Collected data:
◆ ◆ ◆ ◆ ◆
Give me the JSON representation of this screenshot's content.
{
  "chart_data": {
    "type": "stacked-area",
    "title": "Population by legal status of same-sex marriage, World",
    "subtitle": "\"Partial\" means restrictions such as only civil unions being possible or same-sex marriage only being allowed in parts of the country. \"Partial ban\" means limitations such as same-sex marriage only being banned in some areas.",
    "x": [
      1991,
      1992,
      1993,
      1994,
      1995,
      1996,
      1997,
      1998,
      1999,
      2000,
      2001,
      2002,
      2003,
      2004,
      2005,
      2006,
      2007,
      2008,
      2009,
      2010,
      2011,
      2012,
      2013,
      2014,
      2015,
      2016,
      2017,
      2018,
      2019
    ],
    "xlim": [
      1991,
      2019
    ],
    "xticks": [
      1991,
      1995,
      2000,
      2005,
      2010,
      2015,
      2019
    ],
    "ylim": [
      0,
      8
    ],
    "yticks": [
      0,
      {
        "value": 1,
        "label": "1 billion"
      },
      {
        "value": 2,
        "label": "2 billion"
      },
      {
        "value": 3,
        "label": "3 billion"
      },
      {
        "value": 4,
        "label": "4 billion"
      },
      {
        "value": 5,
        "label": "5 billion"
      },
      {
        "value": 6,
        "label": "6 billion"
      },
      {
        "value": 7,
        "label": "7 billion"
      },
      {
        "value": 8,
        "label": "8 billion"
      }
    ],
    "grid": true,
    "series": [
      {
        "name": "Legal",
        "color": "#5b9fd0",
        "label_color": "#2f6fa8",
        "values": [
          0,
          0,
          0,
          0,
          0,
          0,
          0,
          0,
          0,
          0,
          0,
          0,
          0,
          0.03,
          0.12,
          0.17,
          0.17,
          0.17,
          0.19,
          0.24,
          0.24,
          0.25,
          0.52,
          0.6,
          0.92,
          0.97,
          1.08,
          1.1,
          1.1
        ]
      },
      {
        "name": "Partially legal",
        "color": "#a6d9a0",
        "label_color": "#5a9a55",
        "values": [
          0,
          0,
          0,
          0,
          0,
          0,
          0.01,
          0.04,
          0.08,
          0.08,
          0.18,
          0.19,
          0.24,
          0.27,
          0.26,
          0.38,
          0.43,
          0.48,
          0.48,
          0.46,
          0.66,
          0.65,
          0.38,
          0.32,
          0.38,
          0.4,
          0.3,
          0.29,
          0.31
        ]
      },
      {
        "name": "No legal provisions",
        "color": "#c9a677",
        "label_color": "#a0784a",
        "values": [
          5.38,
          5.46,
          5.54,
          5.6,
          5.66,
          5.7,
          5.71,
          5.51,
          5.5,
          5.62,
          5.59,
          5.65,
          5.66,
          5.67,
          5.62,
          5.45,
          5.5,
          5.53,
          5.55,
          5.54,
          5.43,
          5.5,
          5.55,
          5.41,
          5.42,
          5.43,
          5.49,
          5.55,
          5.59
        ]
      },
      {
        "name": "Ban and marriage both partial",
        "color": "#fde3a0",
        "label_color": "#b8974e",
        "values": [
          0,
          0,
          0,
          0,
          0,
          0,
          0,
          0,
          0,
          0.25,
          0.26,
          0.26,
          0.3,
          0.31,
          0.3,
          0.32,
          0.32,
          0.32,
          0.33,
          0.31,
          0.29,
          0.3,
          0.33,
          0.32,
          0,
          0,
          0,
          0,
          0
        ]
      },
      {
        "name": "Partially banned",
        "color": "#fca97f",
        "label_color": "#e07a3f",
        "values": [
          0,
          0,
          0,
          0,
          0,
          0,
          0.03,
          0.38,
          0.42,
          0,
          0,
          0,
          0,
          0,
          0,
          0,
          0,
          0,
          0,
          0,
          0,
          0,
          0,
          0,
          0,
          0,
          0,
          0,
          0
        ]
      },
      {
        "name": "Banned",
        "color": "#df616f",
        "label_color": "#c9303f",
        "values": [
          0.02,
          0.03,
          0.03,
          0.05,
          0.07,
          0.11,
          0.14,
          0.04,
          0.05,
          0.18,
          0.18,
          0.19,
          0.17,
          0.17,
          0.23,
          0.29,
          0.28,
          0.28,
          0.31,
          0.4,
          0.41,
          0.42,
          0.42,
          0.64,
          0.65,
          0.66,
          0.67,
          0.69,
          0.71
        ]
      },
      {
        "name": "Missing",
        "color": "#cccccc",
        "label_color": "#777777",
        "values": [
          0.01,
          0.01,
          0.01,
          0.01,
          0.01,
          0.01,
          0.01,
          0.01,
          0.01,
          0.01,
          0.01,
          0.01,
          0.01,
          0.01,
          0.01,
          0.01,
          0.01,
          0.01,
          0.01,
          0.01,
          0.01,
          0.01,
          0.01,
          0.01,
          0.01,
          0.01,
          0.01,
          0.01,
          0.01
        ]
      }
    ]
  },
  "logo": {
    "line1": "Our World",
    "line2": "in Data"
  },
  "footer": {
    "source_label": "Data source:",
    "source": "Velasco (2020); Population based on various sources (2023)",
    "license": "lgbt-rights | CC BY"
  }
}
◆ ◆ ◆ ◆ ◆
Exercise brief:
Copy out every line in the listing where the word "World" appears.

Complete response:
    "title": "Population by legal status of same-sex marriage, World",
    "line1": "Our World",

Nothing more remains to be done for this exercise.